WHAT YOU NEED TO DO => Return the following lines and nothing else: the one holding "Transcribe the text in this document." and all those after it in the records below, unchanged, minus any pictures.

══ PROVIDED RECORDS ══

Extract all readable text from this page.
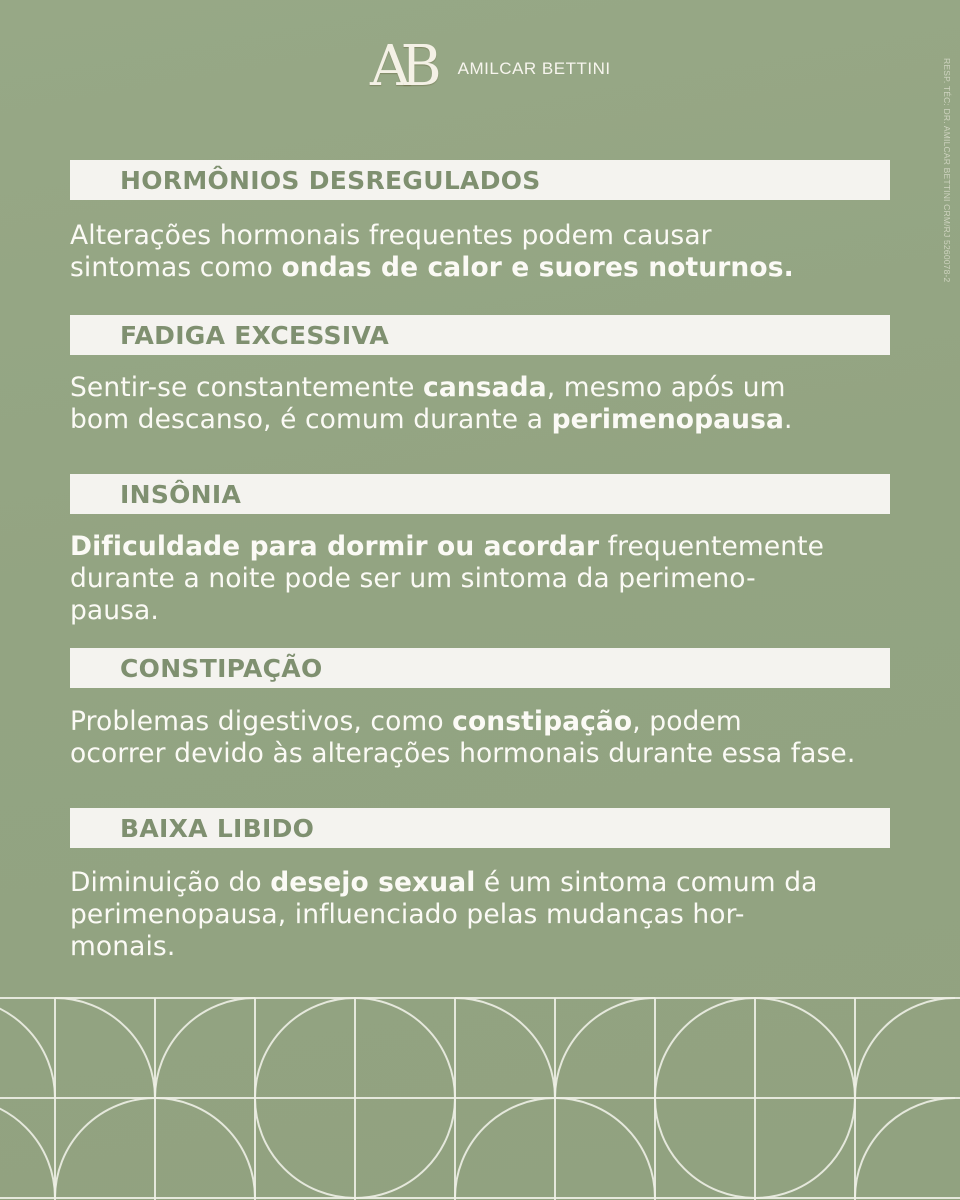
AB AMILCAR BETTINI	RESP. TÉC: DR. AMILCAR BETTINI CRM/RJ 5260078-2
HORMÔNIOS DESREGULADOS
Alterações hormonais frequentes podem causar
sintomas como ondas de calor e suores noturnos.
FADIGA EXCESSIVA
Sentir-se constantemente cansada, mesmo após um
bom descanso, é comum durante a perimenopausa.
INSÔNIA
Dificuldade para dormir ou acordar frequentemente
durante a noite pode ser um sintoma da perimeno-
pausa.
CONSTIPAÇÃO
Problemas digestivos, como constipação, podem
ocorrer devido às alterações hormonais durante essa fase.
BAIXA LIBIDO
Diminuição do desejo sexual é um sintoma comum da
perimenopausa, influenciado pelas mudanças hor-
monais.
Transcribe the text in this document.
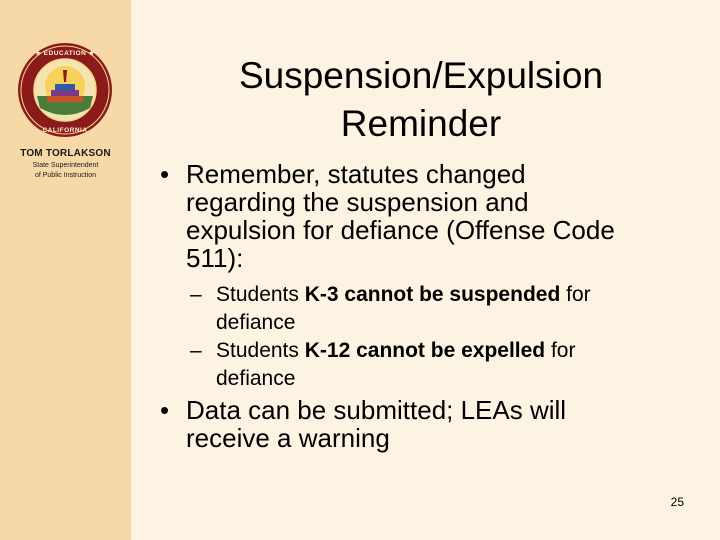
★ EDUCATION ★
CALIFORNIA
TOM TORLAKSON
State Superintendent
of Public Instruction
Suspension/Expulsion
Reminder
• Remember, statutes changed
regarding the suspension and
expulsion for defiance (Offense Code
511):
– Students K-3 cannot be suspended for
defiance
– Students K-12 cannot be expelled for
defiance
• Data can be submitted; LEAs will
receive a warning
25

═══

SOLUTION TO THIS EXERCISE =>
Transcribe the text in this document.
★ EDUCATION ★
CALIFORNIA
TOM TORLAKSON
State Superintendent
of Public Instruction
Suspension/Expulsion
Reminder
• Remember, statutes changed
regarding the suspension and
expulsion for defiance (Offense Code
511):
– Students K-3 cannot be suspended for
defiance
– Students K-12 cannot be expelled for
defiance
• Data can be submitted; LEAs will
receive a warning
25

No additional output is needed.